## STATED GOAL:
Reproduce each line bearing the word "title".

-- Start EXERCISE INPUT --

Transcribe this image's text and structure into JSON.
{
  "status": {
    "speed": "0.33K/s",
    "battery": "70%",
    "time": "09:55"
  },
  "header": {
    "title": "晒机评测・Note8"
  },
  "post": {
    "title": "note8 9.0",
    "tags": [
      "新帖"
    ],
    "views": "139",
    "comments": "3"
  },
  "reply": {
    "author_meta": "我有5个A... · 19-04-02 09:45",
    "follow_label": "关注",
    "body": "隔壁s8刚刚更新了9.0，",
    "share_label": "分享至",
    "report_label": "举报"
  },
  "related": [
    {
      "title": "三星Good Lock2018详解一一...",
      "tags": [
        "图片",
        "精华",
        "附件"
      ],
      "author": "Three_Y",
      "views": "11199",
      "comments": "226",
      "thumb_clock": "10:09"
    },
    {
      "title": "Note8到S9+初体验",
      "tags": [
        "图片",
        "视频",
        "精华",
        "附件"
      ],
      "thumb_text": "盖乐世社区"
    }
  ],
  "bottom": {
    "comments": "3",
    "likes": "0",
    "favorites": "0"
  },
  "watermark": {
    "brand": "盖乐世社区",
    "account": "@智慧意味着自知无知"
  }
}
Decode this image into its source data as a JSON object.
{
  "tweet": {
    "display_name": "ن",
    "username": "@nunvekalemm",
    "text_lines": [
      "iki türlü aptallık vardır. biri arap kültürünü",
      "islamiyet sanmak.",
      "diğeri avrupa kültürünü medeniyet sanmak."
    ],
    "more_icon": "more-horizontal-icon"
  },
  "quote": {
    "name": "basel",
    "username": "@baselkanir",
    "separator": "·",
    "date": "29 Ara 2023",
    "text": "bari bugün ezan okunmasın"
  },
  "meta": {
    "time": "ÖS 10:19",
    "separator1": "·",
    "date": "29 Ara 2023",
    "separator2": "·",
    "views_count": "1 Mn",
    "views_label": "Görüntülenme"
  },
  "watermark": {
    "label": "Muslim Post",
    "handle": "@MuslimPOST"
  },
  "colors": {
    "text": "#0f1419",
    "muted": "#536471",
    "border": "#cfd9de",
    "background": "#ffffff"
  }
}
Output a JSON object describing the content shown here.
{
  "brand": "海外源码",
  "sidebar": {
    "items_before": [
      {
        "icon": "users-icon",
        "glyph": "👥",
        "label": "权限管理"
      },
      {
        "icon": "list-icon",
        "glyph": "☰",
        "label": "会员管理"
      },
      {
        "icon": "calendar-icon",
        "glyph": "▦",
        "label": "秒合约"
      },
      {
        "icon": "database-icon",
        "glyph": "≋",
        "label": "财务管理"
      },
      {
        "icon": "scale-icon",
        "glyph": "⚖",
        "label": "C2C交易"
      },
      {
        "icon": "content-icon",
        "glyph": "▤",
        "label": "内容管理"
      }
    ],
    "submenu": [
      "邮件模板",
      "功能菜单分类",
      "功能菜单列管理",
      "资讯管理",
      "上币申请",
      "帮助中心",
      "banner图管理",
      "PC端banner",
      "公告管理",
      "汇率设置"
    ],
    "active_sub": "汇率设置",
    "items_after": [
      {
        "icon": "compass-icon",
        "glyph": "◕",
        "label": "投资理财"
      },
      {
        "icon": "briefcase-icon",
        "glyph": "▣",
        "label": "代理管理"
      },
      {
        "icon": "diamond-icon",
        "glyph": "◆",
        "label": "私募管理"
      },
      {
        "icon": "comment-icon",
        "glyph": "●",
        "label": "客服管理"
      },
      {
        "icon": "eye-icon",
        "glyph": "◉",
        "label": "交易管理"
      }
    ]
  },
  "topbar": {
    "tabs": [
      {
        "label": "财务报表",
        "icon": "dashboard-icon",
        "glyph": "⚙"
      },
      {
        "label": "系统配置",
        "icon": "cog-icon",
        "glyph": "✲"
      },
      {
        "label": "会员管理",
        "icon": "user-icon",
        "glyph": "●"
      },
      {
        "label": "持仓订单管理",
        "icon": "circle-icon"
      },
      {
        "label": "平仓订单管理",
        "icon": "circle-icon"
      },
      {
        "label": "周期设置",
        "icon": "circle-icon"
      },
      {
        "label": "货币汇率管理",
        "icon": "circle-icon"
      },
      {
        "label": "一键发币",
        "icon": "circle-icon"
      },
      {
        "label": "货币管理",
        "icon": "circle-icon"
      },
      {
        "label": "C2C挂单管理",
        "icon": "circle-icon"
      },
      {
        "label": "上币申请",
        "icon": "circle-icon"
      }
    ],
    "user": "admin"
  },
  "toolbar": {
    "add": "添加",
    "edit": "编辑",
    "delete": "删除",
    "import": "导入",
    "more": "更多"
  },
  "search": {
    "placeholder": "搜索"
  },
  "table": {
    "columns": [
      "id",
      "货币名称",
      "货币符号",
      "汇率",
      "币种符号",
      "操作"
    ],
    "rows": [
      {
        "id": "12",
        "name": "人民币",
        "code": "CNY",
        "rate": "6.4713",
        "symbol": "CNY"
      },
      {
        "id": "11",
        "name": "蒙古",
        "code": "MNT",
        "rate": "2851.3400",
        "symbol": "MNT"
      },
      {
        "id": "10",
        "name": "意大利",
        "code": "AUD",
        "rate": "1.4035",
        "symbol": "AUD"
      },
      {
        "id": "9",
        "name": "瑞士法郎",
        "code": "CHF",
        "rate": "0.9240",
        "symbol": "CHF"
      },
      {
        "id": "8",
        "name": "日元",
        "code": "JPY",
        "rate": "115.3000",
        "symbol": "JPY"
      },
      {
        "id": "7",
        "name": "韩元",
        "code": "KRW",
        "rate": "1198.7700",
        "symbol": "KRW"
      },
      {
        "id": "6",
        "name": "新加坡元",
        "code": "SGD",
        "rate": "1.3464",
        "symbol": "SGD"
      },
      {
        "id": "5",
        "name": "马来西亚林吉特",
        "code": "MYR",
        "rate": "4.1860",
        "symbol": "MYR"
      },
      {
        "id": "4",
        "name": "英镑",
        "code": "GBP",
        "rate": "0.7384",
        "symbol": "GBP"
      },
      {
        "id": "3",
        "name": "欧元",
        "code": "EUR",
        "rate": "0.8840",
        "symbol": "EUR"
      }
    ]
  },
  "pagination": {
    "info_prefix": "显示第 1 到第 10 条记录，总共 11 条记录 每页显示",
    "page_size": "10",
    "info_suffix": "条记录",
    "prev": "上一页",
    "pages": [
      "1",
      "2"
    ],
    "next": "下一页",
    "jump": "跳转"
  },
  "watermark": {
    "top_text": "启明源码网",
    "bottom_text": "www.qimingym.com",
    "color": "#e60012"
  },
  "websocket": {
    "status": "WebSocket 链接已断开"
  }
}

-- End EXERCISE INPUT --

## RESULT OF THIS TASK:
    "title": "晒机评测・Note8"
    "title": "note8 9.0",
      "title": "三星Good Lock2018详解一一...",
      "title": "Note8到S9+初体验",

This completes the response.